Aim of the task –
Find the lines that hold the word "zona" and return them.
— Begin Source material —
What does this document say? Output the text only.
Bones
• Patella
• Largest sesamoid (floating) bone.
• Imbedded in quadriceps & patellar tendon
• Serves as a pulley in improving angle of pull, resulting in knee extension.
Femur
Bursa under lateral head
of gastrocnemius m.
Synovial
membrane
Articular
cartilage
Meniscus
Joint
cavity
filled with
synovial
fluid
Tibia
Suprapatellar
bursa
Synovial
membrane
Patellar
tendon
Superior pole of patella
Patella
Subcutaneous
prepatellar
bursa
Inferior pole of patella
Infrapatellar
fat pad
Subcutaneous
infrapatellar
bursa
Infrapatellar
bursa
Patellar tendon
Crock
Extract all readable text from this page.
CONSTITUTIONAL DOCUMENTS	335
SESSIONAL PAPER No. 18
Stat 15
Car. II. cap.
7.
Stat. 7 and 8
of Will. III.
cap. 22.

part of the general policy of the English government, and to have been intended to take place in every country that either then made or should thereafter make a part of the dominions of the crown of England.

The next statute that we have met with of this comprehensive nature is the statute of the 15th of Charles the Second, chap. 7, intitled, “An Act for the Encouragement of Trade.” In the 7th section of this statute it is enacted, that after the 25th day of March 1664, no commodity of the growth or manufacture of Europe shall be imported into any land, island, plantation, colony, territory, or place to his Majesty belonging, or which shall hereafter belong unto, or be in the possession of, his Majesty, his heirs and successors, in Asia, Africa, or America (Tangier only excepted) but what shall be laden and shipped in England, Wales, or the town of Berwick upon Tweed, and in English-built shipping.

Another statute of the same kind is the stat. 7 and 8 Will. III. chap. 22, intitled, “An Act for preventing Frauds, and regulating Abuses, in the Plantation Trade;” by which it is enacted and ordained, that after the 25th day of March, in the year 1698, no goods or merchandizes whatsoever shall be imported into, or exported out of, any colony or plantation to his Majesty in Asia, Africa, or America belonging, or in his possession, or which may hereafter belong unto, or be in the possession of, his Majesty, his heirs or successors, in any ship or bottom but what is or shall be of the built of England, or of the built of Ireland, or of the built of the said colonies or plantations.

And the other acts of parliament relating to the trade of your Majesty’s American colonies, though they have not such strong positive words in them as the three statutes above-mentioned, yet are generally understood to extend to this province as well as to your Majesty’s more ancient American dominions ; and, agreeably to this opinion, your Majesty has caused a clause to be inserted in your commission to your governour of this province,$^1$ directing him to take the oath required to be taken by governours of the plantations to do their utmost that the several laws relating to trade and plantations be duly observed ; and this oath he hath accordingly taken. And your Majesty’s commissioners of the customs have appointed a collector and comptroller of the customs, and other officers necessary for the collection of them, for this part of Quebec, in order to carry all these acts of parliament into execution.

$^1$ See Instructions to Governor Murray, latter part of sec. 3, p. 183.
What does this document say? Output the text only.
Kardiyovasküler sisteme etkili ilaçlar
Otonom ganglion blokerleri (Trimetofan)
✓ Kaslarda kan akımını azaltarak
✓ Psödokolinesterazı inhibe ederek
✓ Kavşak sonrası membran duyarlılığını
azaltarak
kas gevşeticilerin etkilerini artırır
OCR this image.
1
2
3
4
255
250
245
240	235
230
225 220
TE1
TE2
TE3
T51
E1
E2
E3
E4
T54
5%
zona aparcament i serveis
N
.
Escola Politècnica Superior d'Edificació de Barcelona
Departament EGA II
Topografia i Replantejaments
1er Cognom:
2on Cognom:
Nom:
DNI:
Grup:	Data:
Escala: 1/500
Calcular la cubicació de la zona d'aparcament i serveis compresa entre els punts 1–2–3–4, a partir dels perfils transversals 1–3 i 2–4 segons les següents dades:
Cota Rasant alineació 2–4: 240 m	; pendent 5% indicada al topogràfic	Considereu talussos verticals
— End Source material —
Output below –
zona aparcament i serveis
Calcular la cubicació de la zona d'aparcament i serveis compresa entre els punts 1–2–3–4, a partir dels perfils transversals 1–3 i 2–4 segons les següents dades:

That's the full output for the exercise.